[Work instructions]:
Every entry must be repeated exactly. Exclude all pictures.

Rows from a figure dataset
╔══

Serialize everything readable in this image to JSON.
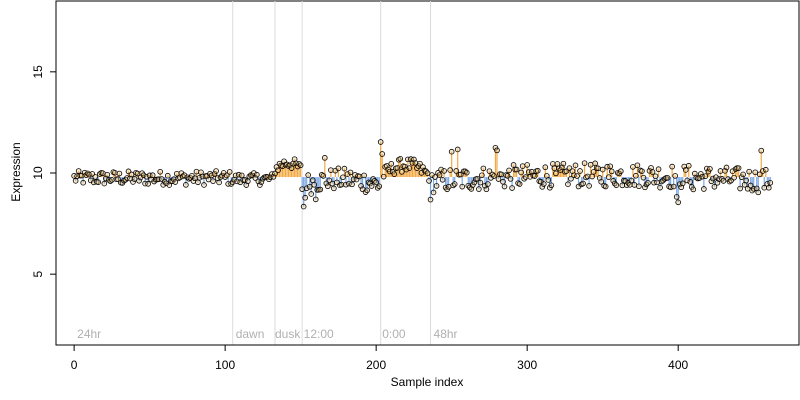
{
  "chart_data": {
    "type": "scatter",
    "xlabel": "Sample index",
    "ylabel": "Expression",
    "xlim": [
      -12,
      480
    ],
    "ylim": [
      1.5,
      18.5
    ],
    "x_ticks": [
      0,
      100,
      200,
      300,
      400
    ],
    "y_ticks": [
      5,
      10,
      15
    ],
    "grid": false,
    "legend": "none",
    "n_points": 462,
    "annotations": [
      {
        "x": 105,
        "label": "",
        "text_x": 2,
        "line": true
      },
      {
        "x": 133,
        "label": "",
        "text_x": 107,
        "line": true
      },
      {
        "x": 151,
        "label": "",
        "text_x": 133,
        "line": true
      },
      {
        "x": 203,
        "label": "",
        "text_x": 152,
        "line": true
      },
      {
        "x": 236,
        "label": "",
        "text_x": 204,
        "line": true
      },
      {
        "x": 236,
        "label": "48hr",
        "text_x": 238,
        "line": false
      }
    ],
    "annotation_labels": [
      "24hr",
      "dawn",
      "dusk",
      "12:00",
      "0:00",
      "48hr"
    ],
    "segments": [
      {
        "start": 0,
        "end": 104,
        "base": 9.75,
        "amp": 0.35,
        "trend": 0.0
      },
      {
        "start": 105,
        "end": 132,
        "base": 9.7,
        "amp": 0.3,
        "trend": 0.0
      },
      {
        "start": 133,
        "end": 150,
        "base": 10.2,
        "amp": 0.3,
        "trend": 0.3
      },
      {
        "start": 151,
        "end": 203,
        "base": 9.4,
        "amp": 0.55,
        "trend": 0.3
      },
      {
        "start": 204,
        "end": 235,
        "base": 9.9,
        "amp": 0.35,
        "trend": 0.5
      },
      {
        "start": 236,
        "end": 461,
        "base": 9.6,
        "amp": 0.6,
        "trend": 0.3
      }
    ],
    "colors": {
      "point_fill": "#e7c07a",
      "point_stroke": "#000000",
      "line_up": "#f0a030",
      "line_down": "#6f9fe0",
      "annotation_line": "#dcdcdc",
      "annotation_text": "#b0b0b0"
    }
  }
}
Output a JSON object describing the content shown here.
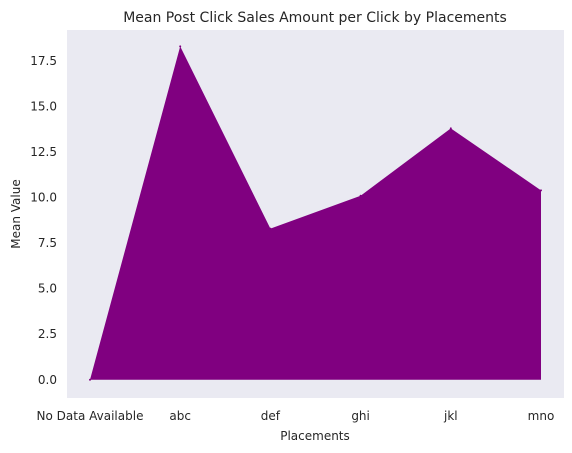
{
  "chart_data": {
    "type": "area",
    "title": "Mean Post Click Sales Amount per Click by Placements",
    "xlabel": "Placements",
    "ylabel": "Mean Value",
    "categories": [
      "No Data Available",
      "abc",
      "def",
      "ghi",
      "jkl",
      "mno"
    ],
    "values": [
      0.0,
      18.3,
      8.3,
      10.1,
      13.8,
      10.4
    ],
    "yticks": [
      "0.0",
      "2.5",
      "5.0",
      "7.5",
      "10.0",
      "12.5",
      "15.0",
      "17.5"
    ],
    "ylim": [
      -1.0,
      19.2
    ],
    "grid": false,
    "colors": {
      "fill": "#800080",
      "plot_background": "#eaeaf2"
    }
  }
}
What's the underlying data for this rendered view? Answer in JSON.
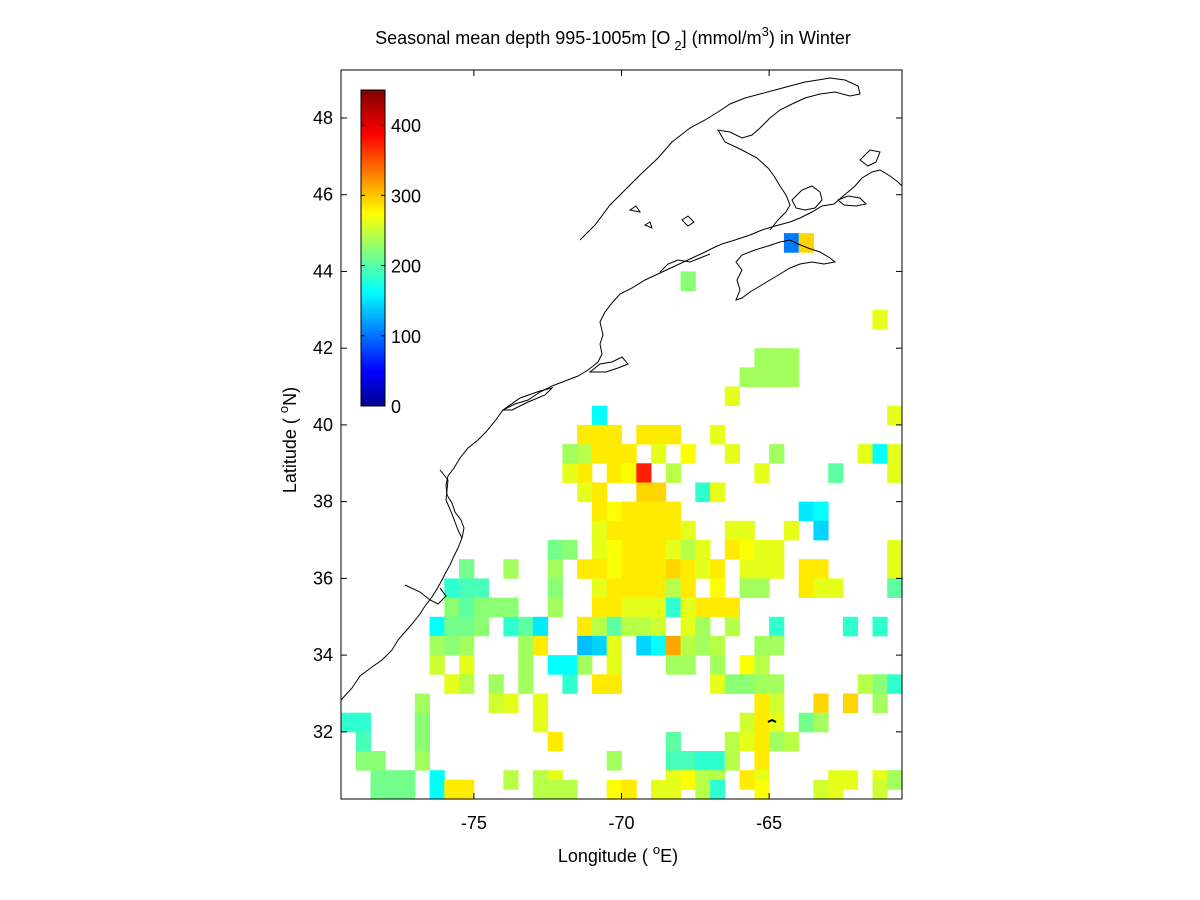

╚══

[Task result]:
Serialize everything readable in this image to JSON.
{
  "chart_data": {
    "type": "scatter",
    "xlabel": "Sample index",
    "ylabel": "Expression",
    "xlim": [
      -12,
      480
    ],
    "ylim": [
      1.5,
      18.5
    ],
    "x_ticks": [
      0,
      100,
      200,
      300,
      400
    ],
    "y_ticks": [
      5,
      10,
      15
    ],
    "grid": false,
    "legend": "none",
    "n_points": 462,
    "annotations": [
      {
        "x": 105,
        "label": "",
        "text_x": 2,
        "line": true
      },
      {
        "x": 133,
        "label": "",
        "text_x": 107,
        "line": true
      },
      {
        "x": 151,
        "label": "",
        "text_x": 133,
        "line": true
      },
      {
        "x": 203,
        "label": "",
        "text_x": 152,
        "line": true
      },
      {
        "x": 236,
        "label": "",
        "text_x": 204,
        "line": true
      },
      {
        "x": 236,
        "label": "48hr",
        "text_x": 238,
        "line": false
      }
    ],
    "annotation_labels": [
      "24hr",
      "dawn",
      "dusk",
      "12:00",
      "0:00",
      "48hr"
    ],
    "segments": [
      {
        "start": 0,
        "end": 104,
        "base": 9.75,
        "amp": 0.35,
        "trend": 0.0
      },
      {
        "start": 105,
        "end": 132,
        "base": 9.7,
        "amp": 0.3,
        "trend": 0.0
      },
      {
        "start": 133,
        "end": 150,
        "base": 10.2,
        "amp": 0.3,
        "trend": 0.3
      },
      {
        "start": 151,
        "end": 203,
        "base": 9.4,
        "amp": 0.55,
        "trend": 0.3
      },
      {
        "start": 204,
        "end": 235,
        "base": 9.9,
        "amp": 0.35,
        "trend": 0.5
      },
      {
        "start": 236,
        "end": 461,
        "base": 9.6,
        "amp": 0.6,
        "trend": 0.3
      }
    ],
    "colors": {
      "point_fill": "#e7c07a",
      "point_stroke": "#000000",
      "line_up": "#f0a030",
      "line_down": "#6f9fe0",
      "annotation_line": "#dcdcdc",
      "annotation_text": "#b0b0b0"
    }
  }
}
Output a JSON object describing the content shown here.
{
  "chart_data": {
    "type": "area",
    "title": "Mean Post Click Sales Amount per Click by Placements",
    "xlabel": "Placements",
    "ylabel": "Mean Value",
    "categories": [
      "No Data Available",
      "abc",
      "def",
      "ghi",
      "jkl",
      "mno"
    ],
    "values": [
      0.0,
      18.3,
      8.3,
      10.1,
      13.8,
      10.4
    ],
    "yticks": [
      "0.0",
      "2.5",
      "5.0",
      "7.5",
      "10.0",
      "12.5",
      "15.0",
      "17.5"
    ],
    "ylim": [
      -1.0,
      19.2
    ],
    "grid": false,
    "colors": {
      "fill": "#800080",
      "plot_background": "#eaeaf2"
    }
  }
}
What's the underlying data for this rendered view? Answer in JSON.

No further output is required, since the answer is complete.